(Текст для чтения):
Махавира ушел в джунгли; целых двенадцать лет он хранил молчание, он отказался от языка, поскольку язык — это общество. Когда мы говорим, мы всегда говорим с кем-то другим. Даже когда, сидя в одиночестве, мы разговариваем сами с собой, другой все же присутствует в нашем воображении. Так что каждый, кто продолжает использовать язык, пребывает в обществе. Тишина — это прыжок из общества.
Если ты замолчишь, общество исчезнет, даже если ты при этом расположился в самом центре рыночной площади. Ведь общество есть язык. Вот почему у животных общество отсутствует; у них нет языка. У них нет ни государства, ни общества, ни полиции, ни священников, ничего. Потому что нет языка. У человека есть общество, потому что у него есть язык. Ученые говорят, что, если бы исчез язык, исчезло бы и общество. Подумай об этом! Если бы хоть на одни сутки язык исчез с лица земли, развалилась бы вся наша цивилизация, вся культура. Ничто бы не уцелело. Это было бы невозможно. Мы превратились бы в диких животных. Цивилизация и культура опираются на язык.

(Задания к упражнению):
A – Сколько лет, согласно тексту о языке и обществе, Махавира хранил молчание?
B – Перепишите дословно фрагмент текста о языке и обществе, начиная со слов "Махавира ушел в" и заканчивая словами "прыжок из общества.".
Данные получены из другого источника.

(Данные):
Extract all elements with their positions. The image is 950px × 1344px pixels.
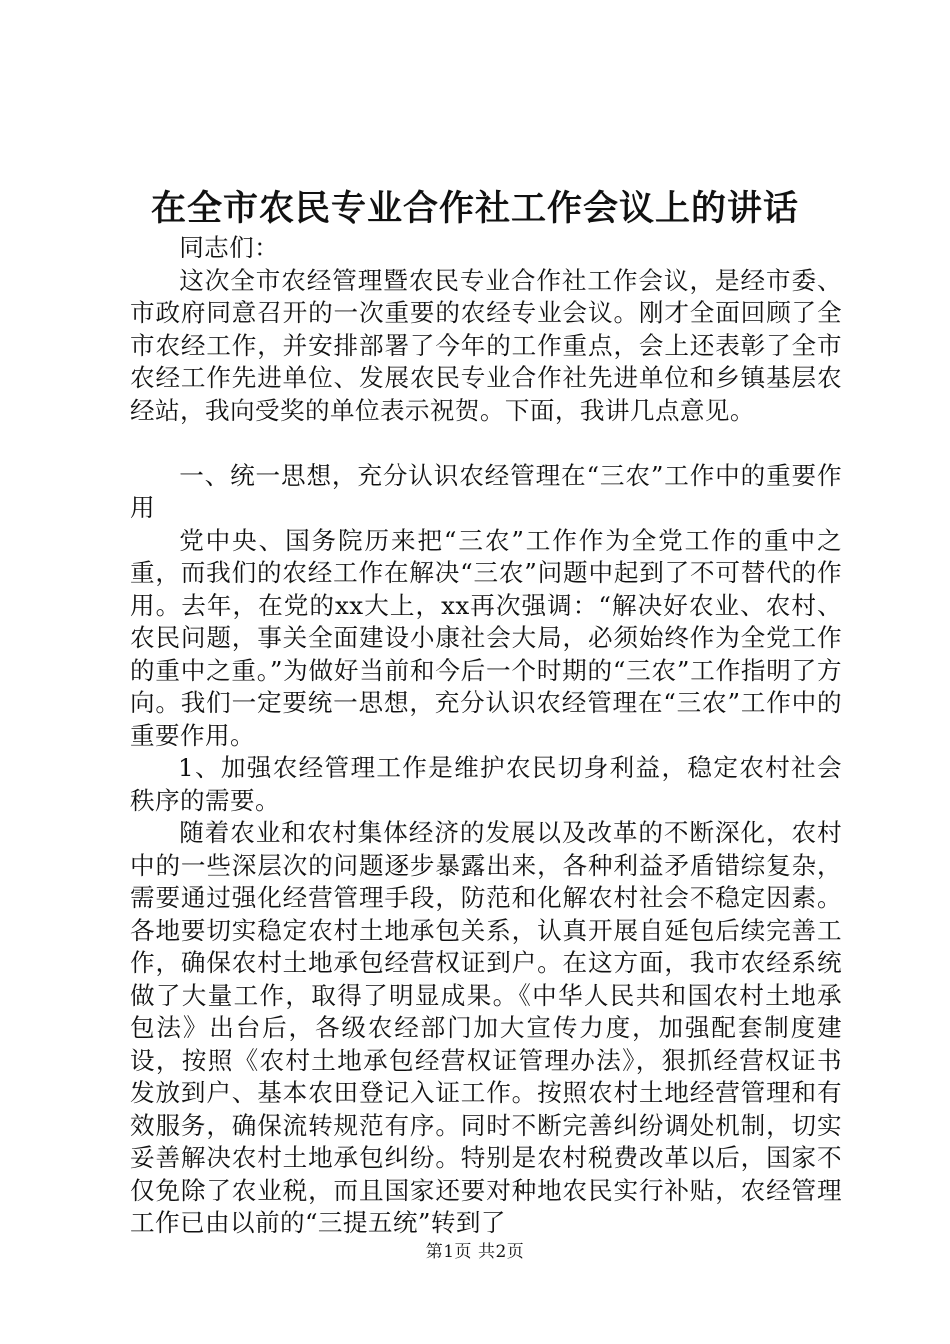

(Решения по заданиям):
A – Двенадцать лет.

B –
Махавира ушел в джунгли; целых двенадцать лет он хранил молчание, он отказался от языка, поскольку язык — это общество. Когда мы говорим, мы всегда говорим с кем-то другим. Даже когда, сидя в одиночестве, мы разговариваем сами с собой, другой все же присутствует в нашем воображении. Так что каждый, кто продолжает использовать язык, пребывает в обществе. Тишина — это прыжок из общества.